Texte extrait:
***
À Marseille, un réseau d’entraide entre maraîchers pour briser l’isolement (Reporterre-31/12/24)

Manouk, Rémy, Joëlle, Lou et Andreas lors d’une journée d’entraide sur la ferme du Collet des Comtes, dans le sud de Marseille. – © Maïté Baldi / Reporterre

« Ils et elles brillent par leur solidarité » (6/6). Éparpillées à Marseille, quatre fermes urbaines ont créé un modèle d’entraide professionnelle. Deux fois par mois, les maraîchers se retrouvent chez un confrère pour rompre leur isolement.

Par Eliza AMOURET & Maïté BALDI (photographies)

Marseille (Bouches-du-Rhône), reportage

Dans la serre de la ferme pédagogique du Collet des Comtes (12e arrondissement de Marseille), des mains expertes arrachent ce qui reste des plants de choux après la récolte. Tout doit être prêt pour y planter des fraises. Joëlle Crochemore, cheffe exploitante, bénéficie ce jeudi-là, comme tous les deux mois, du savoir-faire de quatre autres maraîchers urbains venus l’aider.

Le murmure des voitures passant sur la route toute proche est étouffé par les conversations des agriculteurs, mains dans la terre, qui prennent des nouvelles de leurs fermes respectives. « Vous avez planté toutes vos fraises ? », demande Raphaëlle Di Bartoloméo, pépiniériste à la ferme du Roy d’Espagne, à Lou Richarme, maraîchère à Colinéo — une association de protection de l’environnement qui possède une ferme de 4 000 m2. Les deux femmes n’ont pas l’occasion de se voir au quotidien : leurs fermes sont situées aux extrémités nord et sud de la cité phocéenne.
***
Contenu des données:
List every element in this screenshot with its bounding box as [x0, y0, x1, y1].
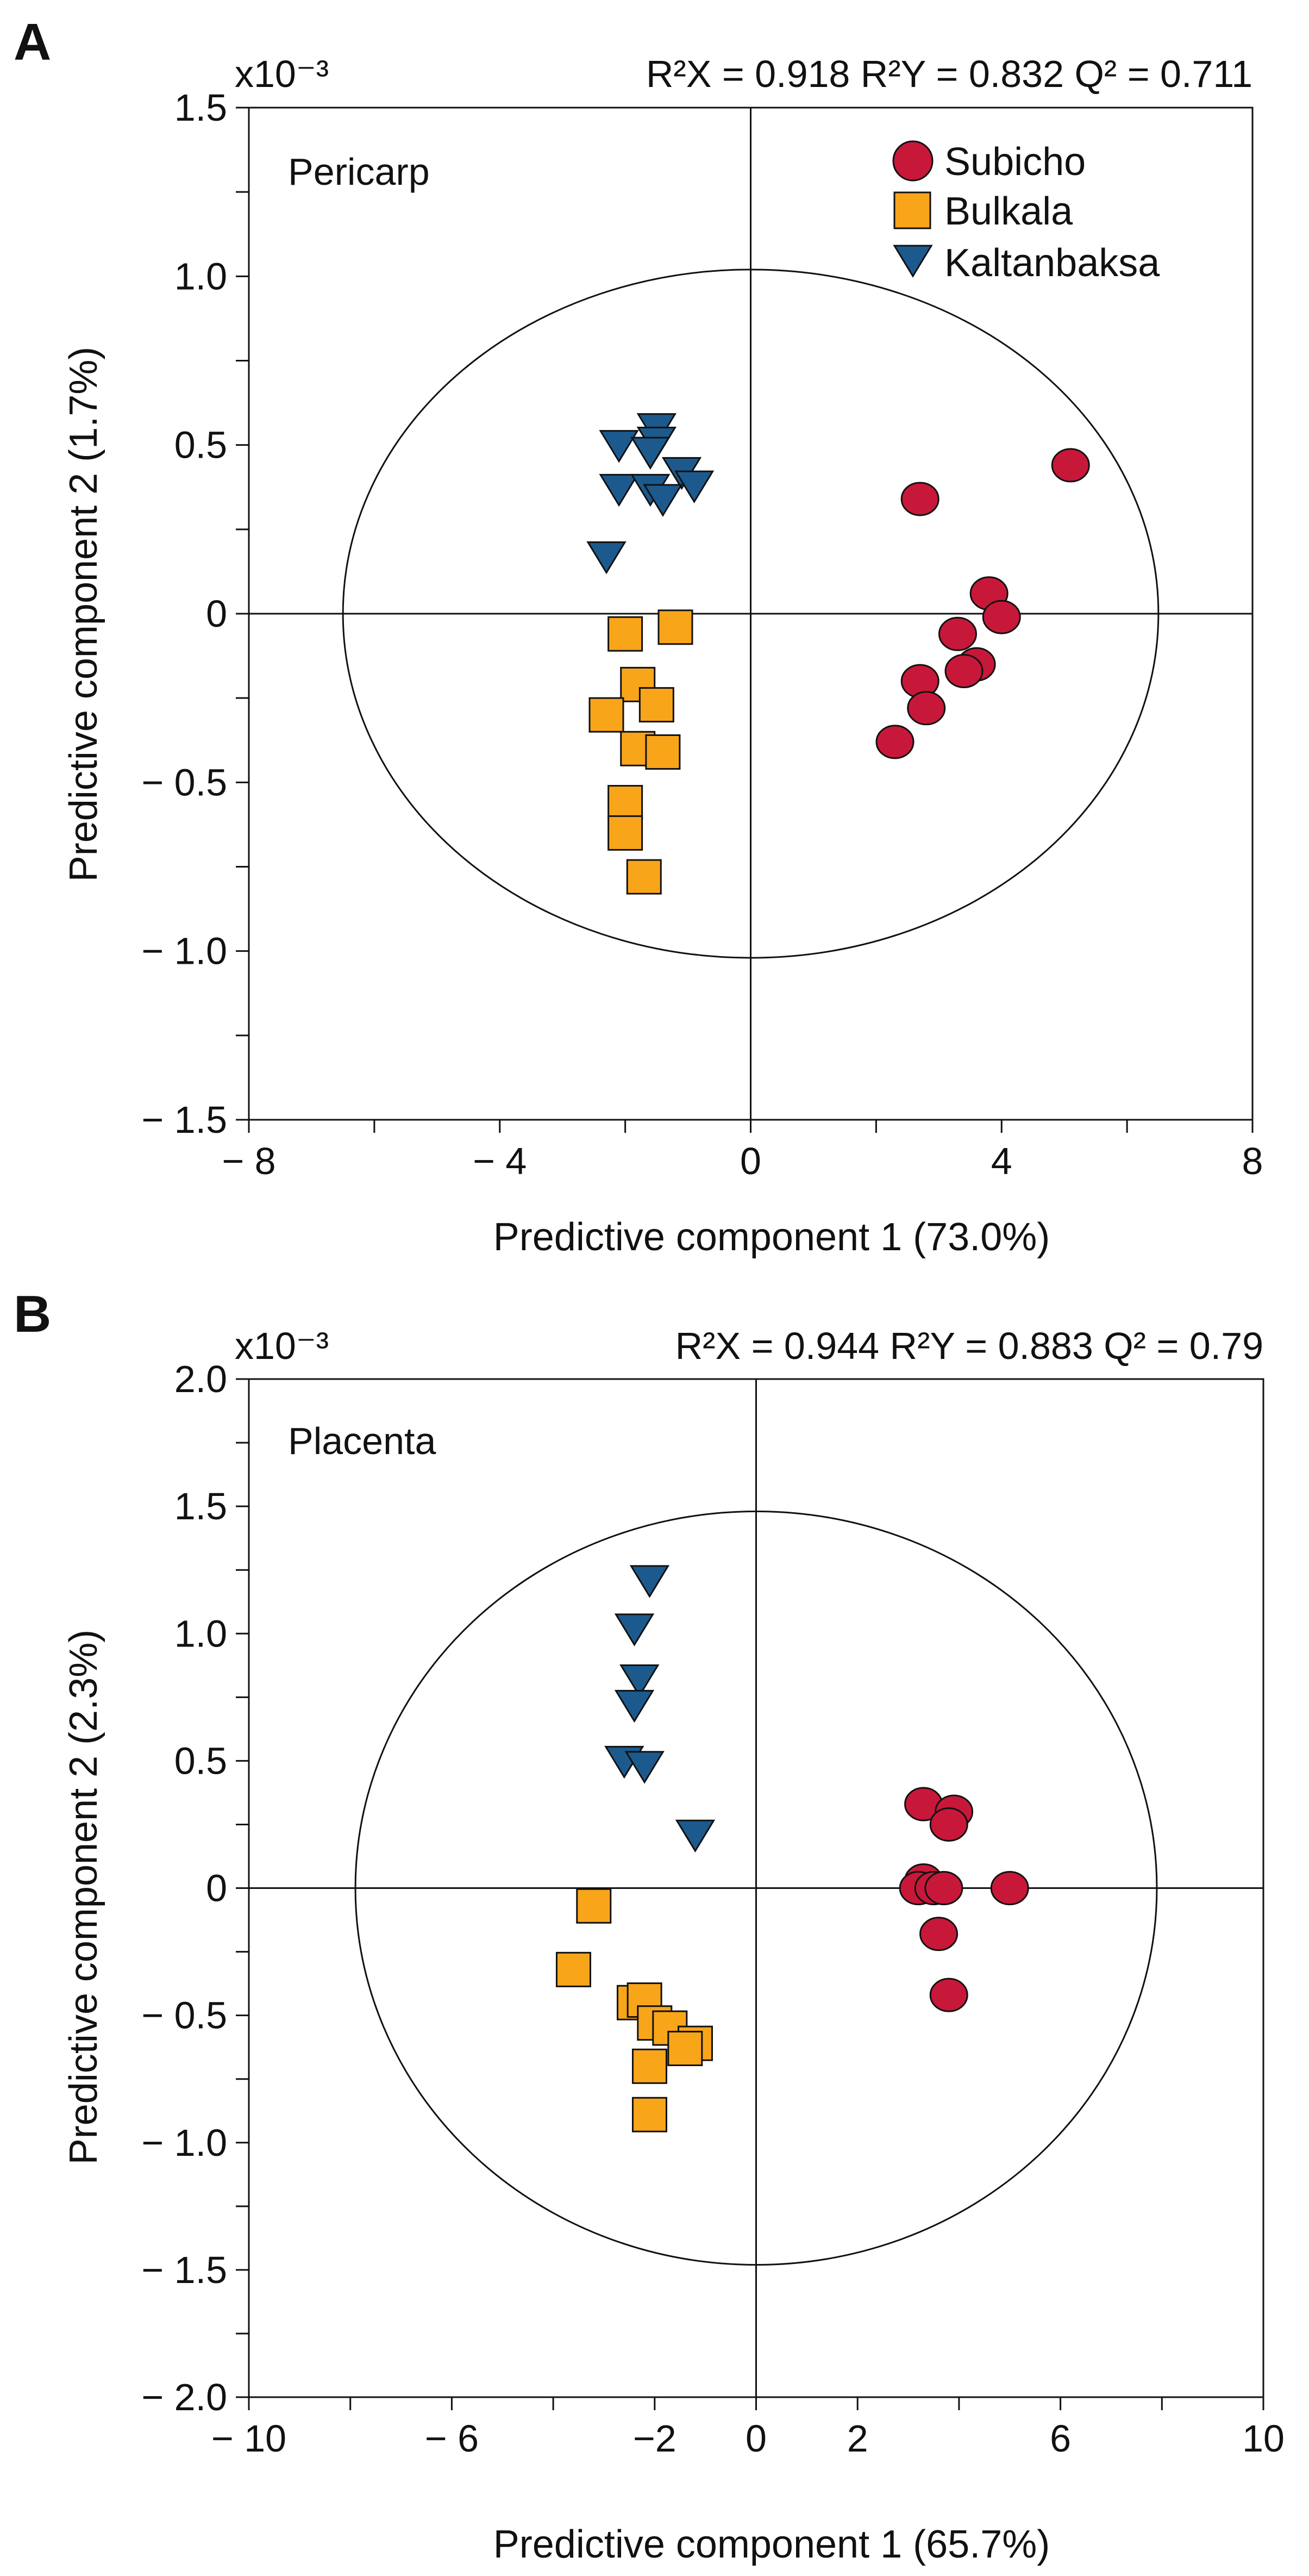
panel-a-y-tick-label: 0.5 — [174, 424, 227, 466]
***
Consignes de l'exercice:
#1 Recopiez le passage du reportage qui commence par « Manouk, Rémy, Joëlle, Lou » et se poursuit jusqu'à « rompre leur isolement. ».
#2 Selon le reportage, pourquoi Raphaëlle Di Bartoloméo et Lou Richarme n'ont-elles pas l'occasion de se voir au quotidien ? Répondez en une à trois phrases.
Les lignes constituent un matériau distinct du reportage.

Réponses par consigne:
#1
Manouk, Rémy, Joëlle, Lou et Andreas lors d’une journée d’entraide sur la ferme du Collet des Comtes, dans le sud de Marseille. – © Maïté Baldi / Reporterre

« Ils et elles brillent par leur solidarité » (6/6). Éparpillées à Marseille, quatre fermes urbaines ont créé un modèle d’entraide professionnelle. Deux fois par mois, les maraîchers se retrouvent chez un confrère pour rompre leur isolement.

#2 Leurs fermes se trouvent aux deux extrémités de Marseille, l'une au nord et l'autre au sud.